**Goal:** In the data below, copy out word for word the lines from the one containing "document-title: 武装部基层建设情况汇报（简洁风格） [88, 92, 615, 127]" through the one containing "section-heading-intro: 引言 [88, 179, 135, 205]", with both of those lines included.

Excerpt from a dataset
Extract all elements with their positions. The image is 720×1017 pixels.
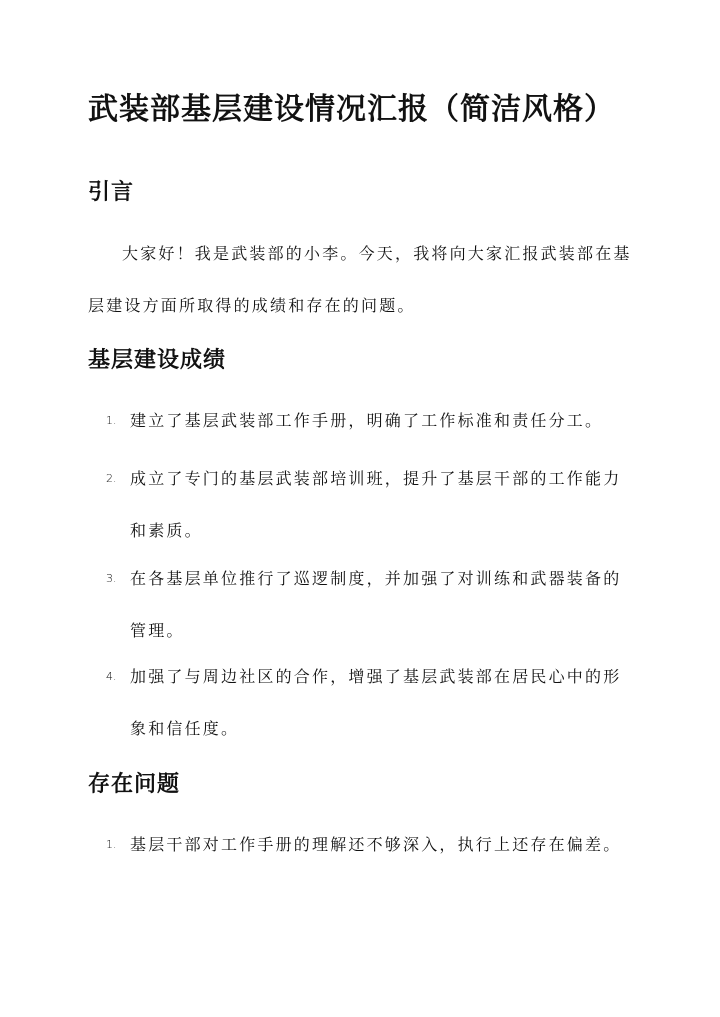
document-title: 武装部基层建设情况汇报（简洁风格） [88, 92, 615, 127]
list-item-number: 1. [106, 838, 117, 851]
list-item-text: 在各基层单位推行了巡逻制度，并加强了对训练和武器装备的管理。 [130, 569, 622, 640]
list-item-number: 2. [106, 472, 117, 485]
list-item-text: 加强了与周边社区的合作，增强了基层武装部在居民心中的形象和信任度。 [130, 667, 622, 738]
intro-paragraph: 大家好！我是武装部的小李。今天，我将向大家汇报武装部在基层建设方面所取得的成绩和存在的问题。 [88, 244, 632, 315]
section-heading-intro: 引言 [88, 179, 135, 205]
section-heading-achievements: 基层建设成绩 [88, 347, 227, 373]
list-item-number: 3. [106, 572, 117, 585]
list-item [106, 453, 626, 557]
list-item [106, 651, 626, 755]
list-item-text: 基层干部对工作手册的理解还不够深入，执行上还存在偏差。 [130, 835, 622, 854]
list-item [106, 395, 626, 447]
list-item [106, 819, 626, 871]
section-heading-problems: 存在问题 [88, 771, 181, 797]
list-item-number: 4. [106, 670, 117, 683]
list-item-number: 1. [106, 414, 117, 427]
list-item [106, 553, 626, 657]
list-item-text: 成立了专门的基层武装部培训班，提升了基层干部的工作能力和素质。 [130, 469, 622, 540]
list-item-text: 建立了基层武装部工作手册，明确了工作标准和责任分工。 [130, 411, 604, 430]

---

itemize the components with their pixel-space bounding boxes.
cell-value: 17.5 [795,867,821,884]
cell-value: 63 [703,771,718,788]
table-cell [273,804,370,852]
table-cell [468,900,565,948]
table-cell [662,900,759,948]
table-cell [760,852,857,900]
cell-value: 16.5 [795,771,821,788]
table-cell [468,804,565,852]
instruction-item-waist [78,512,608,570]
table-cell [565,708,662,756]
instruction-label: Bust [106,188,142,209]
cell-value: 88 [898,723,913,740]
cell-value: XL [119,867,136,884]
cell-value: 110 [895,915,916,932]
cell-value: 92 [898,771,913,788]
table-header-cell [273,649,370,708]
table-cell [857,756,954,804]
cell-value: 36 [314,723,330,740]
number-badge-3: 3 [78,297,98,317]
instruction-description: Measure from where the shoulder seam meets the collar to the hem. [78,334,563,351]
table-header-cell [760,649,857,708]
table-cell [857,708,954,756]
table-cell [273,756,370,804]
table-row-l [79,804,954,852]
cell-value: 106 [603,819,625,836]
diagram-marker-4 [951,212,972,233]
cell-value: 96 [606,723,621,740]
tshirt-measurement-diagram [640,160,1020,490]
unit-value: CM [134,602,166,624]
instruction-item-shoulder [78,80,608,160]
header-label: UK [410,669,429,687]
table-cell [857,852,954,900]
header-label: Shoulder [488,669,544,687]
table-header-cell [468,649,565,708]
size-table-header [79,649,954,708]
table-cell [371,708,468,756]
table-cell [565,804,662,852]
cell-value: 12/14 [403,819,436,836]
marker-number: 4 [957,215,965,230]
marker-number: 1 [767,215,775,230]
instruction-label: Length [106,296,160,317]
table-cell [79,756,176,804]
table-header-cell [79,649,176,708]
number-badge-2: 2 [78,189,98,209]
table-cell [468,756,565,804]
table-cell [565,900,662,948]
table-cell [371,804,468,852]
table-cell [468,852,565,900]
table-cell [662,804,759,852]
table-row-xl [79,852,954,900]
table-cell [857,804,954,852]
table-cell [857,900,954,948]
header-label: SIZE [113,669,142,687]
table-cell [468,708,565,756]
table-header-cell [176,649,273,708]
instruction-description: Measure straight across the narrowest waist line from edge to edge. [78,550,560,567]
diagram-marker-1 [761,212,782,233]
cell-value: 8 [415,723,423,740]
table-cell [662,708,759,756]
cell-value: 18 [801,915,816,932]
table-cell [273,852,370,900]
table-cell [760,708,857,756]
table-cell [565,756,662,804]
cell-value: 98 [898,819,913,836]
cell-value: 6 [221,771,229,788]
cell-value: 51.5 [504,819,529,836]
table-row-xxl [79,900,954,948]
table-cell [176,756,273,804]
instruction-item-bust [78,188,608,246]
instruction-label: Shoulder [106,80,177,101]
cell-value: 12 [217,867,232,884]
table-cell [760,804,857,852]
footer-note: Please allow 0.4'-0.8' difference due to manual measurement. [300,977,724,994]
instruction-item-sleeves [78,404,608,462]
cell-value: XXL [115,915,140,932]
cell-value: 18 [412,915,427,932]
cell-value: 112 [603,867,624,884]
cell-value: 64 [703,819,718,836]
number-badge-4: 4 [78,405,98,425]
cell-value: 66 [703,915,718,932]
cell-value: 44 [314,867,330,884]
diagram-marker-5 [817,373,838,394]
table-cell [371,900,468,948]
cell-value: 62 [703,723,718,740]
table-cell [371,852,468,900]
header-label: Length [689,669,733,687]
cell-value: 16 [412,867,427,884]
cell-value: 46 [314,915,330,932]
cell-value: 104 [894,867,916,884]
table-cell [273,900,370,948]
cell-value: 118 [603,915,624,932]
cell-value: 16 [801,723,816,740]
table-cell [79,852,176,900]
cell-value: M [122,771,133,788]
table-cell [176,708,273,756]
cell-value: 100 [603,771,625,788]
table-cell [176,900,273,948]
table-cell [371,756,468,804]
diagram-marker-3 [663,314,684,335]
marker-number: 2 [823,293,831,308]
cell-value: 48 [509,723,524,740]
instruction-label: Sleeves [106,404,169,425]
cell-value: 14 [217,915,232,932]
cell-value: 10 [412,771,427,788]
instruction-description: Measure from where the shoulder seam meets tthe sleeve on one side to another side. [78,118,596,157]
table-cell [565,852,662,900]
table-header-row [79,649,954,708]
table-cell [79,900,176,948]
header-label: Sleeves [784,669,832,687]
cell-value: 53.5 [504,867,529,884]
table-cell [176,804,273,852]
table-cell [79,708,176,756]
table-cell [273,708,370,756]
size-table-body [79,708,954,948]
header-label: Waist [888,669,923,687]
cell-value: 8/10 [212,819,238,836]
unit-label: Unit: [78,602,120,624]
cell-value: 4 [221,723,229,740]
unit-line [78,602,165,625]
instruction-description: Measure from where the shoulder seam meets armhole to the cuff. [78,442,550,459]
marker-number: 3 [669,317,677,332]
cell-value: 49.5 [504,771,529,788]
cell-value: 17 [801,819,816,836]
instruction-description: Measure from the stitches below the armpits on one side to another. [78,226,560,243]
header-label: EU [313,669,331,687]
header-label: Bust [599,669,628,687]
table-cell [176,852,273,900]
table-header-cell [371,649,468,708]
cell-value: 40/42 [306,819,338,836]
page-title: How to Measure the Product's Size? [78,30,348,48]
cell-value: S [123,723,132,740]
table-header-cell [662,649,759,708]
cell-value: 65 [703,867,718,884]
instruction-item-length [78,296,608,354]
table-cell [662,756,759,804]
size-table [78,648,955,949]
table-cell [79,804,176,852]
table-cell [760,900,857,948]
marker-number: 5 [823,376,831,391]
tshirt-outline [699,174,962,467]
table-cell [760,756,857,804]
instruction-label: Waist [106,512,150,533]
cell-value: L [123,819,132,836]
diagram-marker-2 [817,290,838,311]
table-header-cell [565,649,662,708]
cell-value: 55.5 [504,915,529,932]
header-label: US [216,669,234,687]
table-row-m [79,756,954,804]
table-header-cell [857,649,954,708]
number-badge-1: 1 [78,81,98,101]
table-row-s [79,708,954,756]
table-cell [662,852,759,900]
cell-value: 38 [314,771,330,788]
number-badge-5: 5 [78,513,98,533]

--

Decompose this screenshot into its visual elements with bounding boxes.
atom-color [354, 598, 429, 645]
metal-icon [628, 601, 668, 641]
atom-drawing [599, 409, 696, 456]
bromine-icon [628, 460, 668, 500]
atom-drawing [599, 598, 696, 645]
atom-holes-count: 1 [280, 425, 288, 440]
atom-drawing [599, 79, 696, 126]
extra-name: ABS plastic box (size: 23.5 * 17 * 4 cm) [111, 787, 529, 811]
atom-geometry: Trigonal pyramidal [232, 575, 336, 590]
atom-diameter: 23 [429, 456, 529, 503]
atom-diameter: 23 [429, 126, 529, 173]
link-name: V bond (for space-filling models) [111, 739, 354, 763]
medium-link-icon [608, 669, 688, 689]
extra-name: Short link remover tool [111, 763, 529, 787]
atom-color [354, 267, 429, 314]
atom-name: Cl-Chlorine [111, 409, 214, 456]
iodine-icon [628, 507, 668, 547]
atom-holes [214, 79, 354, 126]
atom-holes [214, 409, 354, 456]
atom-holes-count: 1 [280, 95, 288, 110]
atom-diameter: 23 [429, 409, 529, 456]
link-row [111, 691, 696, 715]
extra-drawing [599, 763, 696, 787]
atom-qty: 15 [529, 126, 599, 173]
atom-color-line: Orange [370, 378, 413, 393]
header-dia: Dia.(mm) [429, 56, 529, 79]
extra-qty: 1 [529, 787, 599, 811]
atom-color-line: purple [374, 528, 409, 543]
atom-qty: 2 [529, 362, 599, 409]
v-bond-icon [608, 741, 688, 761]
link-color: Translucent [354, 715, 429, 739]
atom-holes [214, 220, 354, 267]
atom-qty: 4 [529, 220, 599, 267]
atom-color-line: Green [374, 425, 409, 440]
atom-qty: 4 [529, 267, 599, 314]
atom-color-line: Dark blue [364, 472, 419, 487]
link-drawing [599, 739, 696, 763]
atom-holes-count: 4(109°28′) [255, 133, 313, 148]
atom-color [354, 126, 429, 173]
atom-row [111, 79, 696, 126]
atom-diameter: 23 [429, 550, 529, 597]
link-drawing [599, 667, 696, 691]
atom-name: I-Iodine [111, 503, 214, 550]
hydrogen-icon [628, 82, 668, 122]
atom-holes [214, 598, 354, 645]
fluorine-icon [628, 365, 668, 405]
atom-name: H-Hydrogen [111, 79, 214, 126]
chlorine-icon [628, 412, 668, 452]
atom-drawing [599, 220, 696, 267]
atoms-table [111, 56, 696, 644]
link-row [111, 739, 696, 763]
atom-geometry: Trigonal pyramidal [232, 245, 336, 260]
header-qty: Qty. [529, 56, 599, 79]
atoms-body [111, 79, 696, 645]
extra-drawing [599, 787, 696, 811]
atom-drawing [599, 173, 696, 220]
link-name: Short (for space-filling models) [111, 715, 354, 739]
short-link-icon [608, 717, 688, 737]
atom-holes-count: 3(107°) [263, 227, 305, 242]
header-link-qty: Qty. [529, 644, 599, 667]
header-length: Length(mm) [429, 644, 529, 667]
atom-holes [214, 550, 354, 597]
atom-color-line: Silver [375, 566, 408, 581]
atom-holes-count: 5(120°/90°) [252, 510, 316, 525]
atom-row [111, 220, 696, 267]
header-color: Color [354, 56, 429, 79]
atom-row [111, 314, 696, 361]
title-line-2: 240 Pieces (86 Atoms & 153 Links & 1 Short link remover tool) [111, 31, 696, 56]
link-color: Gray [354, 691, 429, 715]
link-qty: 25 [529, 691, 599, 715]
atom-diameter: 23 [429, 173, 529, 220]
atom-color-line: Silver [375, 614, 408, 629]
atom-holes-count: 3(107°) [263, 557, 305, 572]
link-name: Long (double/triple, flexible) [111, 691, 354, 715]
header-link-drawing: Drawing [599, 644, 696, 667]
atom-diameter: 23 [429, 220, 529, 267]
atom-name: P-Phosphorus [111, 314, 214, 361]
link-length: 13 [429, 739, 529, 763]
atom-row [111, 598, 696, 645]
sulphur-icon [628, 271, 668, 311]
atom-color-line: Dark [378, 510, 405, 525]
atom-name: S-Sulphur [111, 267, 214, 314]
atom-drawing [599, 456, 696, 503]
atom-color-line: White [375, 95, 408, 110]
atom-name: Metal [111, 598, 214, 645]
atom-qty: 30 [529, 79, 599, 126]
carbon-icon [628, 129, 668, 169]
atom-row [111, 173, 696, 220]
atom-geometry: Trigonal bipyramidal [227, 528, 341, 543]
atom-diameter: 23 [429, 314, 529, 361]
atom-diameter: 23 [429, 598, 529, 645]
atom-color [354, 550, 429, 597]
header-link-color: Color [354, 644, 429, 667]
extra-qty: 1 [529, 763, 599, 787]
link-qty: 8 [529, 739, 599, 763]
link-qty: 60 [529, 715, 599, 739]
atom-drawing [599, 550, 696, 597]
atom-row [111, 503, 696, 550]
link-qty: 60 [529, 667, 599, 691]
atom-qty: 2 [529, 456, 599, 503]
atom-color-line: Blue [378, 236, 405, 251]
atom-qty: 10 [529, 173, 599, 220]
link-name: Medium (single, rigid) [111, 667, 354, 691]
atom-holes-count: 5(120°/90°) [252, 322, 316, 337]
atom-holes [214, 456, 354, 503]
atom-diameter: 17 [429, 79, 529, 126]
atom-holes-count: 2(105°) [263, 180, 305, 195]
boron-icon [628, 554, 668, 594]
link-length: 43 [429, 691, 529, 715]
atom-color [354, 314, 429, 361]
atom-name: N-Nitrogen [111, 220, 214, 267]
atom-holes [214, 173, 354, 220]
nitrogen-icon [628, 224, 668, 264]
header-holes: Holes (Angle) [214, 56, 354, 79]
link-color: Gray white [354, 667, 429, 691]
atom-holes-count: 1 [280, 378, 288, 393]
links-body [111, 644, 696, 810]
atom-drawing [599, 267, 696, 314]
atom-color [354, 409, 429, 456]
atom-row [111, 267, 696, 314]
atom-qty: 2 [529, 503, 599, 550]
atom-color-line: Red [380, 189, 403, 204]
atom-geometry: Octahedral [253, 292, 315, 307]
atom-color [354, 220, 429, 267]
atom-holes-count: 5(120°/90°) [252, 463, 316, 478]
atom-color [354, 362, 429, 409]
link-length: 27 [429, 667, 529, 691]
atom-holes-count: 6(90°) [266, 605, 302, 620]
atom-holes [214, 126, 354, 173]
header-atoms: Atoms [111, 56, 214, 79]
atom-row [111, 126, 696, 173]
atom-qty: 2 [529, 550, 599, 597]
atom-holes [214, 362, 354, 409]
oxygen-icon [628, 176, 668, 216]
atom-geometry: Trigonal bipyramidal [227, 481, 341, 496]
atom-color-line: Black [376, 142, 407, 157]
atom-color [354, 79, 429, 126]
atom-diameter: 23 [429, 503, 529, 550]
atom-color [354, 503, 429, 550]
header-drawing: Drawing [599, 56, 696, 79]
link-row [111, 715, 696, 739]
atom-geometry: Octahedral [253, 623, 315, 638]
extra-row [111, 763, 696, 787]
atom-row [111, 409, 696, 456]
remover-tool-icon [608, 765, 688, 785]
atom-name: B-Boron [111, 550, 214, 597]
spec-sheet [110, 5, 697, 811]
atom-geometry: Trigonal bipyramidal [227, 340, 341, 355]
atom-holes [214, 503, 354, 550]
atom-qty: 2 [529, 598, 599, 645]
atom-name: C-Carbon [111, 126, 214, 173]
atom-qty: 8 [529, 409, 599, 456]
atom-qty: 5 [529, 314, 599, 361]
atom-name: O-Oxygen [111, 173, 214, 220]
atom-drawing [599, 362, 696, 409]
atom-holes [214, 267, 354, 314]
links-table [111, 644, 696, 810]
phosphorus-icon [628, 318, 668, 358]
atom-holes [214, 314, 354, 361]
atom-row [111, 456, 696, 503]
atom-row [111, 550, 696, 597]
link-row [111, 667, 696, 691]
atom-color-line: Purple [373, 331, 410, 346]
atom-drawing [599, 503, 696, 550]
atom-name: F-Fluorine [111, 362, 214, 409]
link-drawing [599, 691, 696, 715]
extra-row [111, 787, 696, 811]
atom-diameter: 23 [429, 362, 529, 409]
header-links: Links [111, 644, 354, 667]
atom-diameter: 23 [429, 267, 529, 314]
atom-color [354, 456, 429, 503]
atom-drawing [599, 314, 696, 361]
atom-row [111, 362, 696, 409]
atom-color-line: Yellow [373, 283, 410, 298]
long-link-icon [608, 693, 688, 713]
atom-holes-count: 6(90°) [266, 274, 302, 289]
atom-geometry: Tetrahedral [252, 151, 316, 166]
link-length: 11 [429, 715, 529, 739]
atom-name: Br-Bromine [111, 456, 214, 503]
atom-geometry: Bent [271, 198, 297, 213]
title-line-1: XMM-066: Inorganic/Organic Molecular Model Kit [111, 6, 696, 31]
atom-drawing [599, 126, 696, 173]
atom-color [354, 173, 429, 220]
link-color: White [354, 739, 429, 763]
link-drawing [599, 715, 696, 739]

**Answer to the problem:**
document-title: 武装部基层建设情况汇报（简洁风格） [88, 92, 615, 127]
list-item-number: 1. [106, 838, 117, 851]
list-item-text: 在各基层单位推行了巡逻制度，并加强了对训练和武器装备的管理。 [130, 569, 622, 640]
list-item-number: 2. [106, 472, 117, 485]
list-item-text: 加强了与周边社区的合作，增强了基层武装部在居民心中的形象和信任度。 [130, 667, 622, 738]
intro-paragraph: 大家好！我是武装部的小李。今天，我将向大家汇报武装部在基层建设方面所取得的成绩和存在的问题。 [88, 244, 632, 315]
section-heading-intro: 引言 [88, 179, 135, 205]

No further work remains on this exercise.